:: Directive ::
Copy the data word for word, keeping every line.

▼▼▼

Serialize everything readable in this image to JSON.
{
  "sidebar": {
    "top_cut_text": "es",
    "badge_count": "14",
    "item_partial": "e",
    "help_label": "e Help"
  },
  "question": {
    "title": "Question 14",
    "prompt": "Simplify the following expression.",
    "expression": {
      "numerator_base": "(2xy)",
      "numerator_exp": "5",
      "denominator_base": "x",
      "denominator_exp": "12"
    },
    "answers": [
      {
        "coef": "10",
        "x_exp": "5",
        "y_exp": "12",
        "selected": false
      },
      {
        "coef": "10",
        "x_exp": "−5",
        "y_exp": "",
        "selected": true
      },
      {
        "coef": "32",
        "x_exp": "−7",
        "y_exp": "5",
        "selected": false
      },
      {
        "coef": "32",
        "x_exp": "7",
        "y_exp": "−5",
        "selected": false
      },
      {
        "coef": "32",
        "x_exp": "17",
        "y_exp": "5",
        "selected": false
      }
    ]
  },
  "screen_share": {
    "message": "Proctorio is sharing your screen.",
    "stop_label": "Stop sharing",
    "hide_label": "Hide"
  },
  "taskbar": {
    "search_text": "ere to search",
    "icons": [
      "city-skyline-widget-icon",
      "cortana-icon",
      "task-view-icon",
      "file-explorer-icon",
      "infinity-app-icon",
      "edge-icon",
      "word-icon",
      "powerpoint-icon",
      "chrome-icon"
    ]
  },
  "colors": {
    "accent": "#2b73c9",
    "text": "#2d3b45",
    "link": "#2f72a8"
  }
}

▲▲▲

:: Answer to this task ::
Serialize everything readable in this image to JSON.
{
  "sidebar": {
    "top_cut_text": "es",
    "badge_count": "14",
    "item_partial": "e",
    "help_label": "e Help"
  },
  "question": {
    "title": "Question 14",
    "prompt": "Simplify the following expression.",
    "expression": {
      "numerator_base": "(2xy)",
      "numerator_exp": "5",
      "denominator_base": "x",
      "denominator_exp": "12"
    },
    "answers": [
      {
        "coef": "10",
        "x_exp": "5",
        "y_exp": "12",
        "selected": false
      },
      {
        "coef": "10",
        "x_exp": "−5",
        "y_exp": "",
        "selected": true
      },
      {
        "coef": "32",
        "x_exp": "−7",
        "y_exp": "5",
        "selected": false
      },
      {
        "coef": "32",
        "x_exp": "7",
        "y_exp": "−5",
        "selected": false
      },
      {
        "coef": "32",
        "x_exp": "17",
        "y_exp": "5",
        "selected": false
      }
    ]
  },
  "screen_share": {
    "message": "Proctorio is sharing your screen.",
    "stop_label": "Stop sharing",
    "hide_label": "Hide"
  },
  "taskbar": {
    "search_text": "ere to search",
    "icons": [
      "city-skyline-widget-icon",
      "cortana-icon",
      "task-view-icon",
      "file-explorer-icon",
      "infinity-app-icon",
      "edge-icon",
      "word-icon",
      "powerpoint-icon",
      "chrome-icon"
    ]
  },
  "colors": {
    "accent": "#2b73c9",
    "text": "#2d3b45",
    "link": "#2f72a8"
  }
}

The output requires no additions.